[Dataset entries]
---

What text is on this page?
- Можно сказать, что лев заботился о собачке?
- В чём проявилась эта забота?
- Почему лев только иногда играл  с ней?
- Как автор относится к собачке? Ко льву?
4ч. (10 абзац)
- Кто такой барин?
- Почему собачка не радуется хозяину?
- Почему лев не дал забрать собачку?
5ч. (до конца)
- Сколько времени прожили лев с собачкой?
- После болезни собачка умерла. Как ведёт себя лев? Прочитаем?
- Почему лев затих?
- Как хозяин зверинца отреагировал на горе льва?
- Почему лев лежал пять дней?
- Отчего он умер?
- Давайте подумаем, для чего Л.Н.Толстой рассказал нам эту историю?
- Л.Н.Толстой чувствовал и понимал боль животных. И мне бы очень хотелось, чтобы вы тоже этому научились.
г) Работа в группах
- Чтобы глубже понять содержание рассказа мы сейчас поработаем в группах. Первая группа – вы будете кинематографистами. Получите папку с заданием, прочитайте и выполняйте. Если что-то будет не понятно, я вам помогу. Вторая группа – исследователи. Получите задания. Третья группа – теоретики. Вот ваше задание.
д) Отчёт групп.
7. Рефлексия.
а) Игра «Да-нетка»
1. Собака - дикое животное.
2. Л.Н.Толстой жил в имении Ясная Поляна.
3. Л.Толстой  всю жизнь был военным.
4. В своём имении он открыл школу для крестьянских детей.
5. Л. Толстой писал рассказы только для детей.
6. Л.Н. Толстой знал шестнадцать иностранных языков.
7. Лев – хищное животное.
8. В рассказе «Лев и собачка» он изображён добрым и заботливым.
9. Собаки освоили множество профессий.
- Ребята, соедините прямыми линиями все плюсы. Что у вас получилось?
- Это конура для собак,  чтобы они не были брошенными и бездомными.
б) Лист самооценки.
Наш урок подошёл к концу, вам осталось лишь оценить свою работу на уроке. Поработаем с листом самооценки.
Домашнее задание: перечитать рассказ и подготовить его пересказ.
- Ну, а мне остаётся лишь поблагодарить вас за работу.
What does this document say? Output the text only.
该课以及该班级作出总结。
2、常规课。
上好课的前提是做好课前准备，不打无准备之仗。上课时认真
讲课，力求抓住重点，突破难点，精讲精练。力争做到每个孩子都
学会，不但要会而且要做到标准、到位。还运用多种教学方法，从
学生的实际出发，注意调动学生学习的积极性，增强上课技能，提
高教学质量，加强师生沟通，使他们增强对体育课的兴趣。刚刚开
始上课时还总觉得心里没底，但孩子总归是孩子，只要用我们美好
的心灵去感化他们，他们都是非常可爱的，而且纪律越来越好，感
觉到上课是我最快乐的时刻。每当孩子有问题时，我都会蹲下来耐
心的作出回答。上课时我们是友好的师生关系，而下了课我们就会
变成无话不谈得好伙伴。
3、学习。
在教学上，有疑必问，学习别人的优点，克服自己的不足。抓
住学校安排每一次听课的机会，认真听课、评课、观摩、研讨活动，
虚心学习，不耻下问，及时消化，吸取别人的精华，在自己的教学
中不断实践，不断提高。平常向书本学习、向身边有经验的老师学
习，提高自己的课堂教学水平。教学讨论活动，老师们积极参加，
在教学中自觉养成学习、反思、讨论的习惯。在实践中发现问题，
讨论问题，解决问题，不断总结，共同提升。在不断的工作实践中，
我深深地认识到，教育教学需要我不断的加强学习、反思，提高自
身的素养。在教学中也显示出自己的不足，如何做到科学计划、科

---

* _Task details_
Type out the full listing again, exactly as given.

* _Result of this task_
What text is on this page?
- Можно сказать, что лев заботился о собачке?
- В чём проявилась эта забота?
- Почему лев только иногда играл  с ней?
- Как автор относится к собачке? Ко льву?
4ч. (10 абзац)
- Кто такой барин?
- Почему собачка не радуется хозяину?
- Почему лев не дал забрать собачку?
5ч. (до конца)
- Сколько времени прожили лев с собачкой?
- После болезни собачка умерла. Как ведёт себя лев? Прочитаем?
- Почему лев затих?
- Как хозяин зверинца отреагировал на горе льва?
- Почему лев лежал пять дней?
- Отчего он умер?
- Давайте подумаем, для чего Л.Н.Толстой рассказал нам эту историю?
- Л.Н.Толстой чувствовал и понимал боль животных. И мне бы очень хотелось, чтобы вы тоже этому научились.
г) Работа в группах
- Чтобы глубже понять содержание рассказа мы сейчас поработаем в группах. Первая группа – вы будете кинематографистами. Получите папку с заданием, прочитайте и выполняйте. Если что-то будет не понятно, я вам помогу. Вторая группа – исследователи. Получите задания. Третья группа – теоретики. Вот ваше задание.
д) Отчёт групп.
7. Рефлексия.
а) Игра «Да-нетка»
1. Собака - дикое животное.
2. Л.Н.Толстой жил в имении Ясная Поляна.
3. Л.Толстой  всю жизнь был военным.
4. В своём имении он открыл школу для крестьянских детей.
5. Л. Толстой писал рассказы только для детей.
6. Л.Н. Толстой знал шестнадцать иностранных языков.
7. Лев – хищное животное.
8. В рассказе «Лев и собачка» он изображён добрым и заботливым.
9. Собаки освоили множество профессий.
- Ребята, соедините прямыми линиями все плюсы. Что у вас получилось?
- Это конура для собак,  чтобы они не были брошенными и бездомными.
б) Лист самооценки.
Наш урок подошёл к концу, вам осталось лишь оценить свою работу на уроке. Поработаем с листом самооценки.
Домашнее задание: перечитать рассказ и подготовить его пересказ.
- Ну, а мне остаётся лишь поблагодарить вас за работу.
What does this document say? Output the text only.
该课以及该班级作出总结。
2、常规课。
上好课的前提是做好课前准备，不打无准备之仗。上课时认真
讲课，力求抓住重点，突破难点，精讲精练。力争做到每个孩子都
学会，不但要会而且要做到标准、到位。还运用多种教学方法，从
学生的实际出发，注意调动学生学习的积极性，增强上课技能，提
高教学质量，加强师生沟通，使他们增强对体育课的兴趣。刚刚开
始上课时还总觉得心里没底，但孩子总归是孩子，只要用我们美好
的心灵去感化他们，他们都是非常可爱的，而且纪律越来越好，感
觉到上课是我最快乐的时刻。每当孩子有问题时，我都会蹲下来耐
心的作出回答。上课时我们是友好的师生关系，而下了课我们就会
变成无话不谈得好伙伴。
3、学习。
在教学上，有疑必问，学习别人的优点，克服自己的不足。抓
住学校安排每一次听课的机会，认真听课、评课、观摩、研讨活动，
虚心学习，不耻下问，及时消化，吸取别人的精华，在自己的教学
中不断实践，不断提高。平常向书本学习、向身边有经验的老师学
习，提高自己的课堂教学水平。教学讨论活动，老师们积极参加，
在教学中自觉养成学习、反思、讨论的习惯。在实践中发现问题，
讨论问题，解决问题，不断总结，共同提升。在不断的工作实践中，
我深深地认识到，教育教学需要我不断的加强学习、反思，提高自
身的素养。在教学中也显示出自己的不足，如何做到科学计划、科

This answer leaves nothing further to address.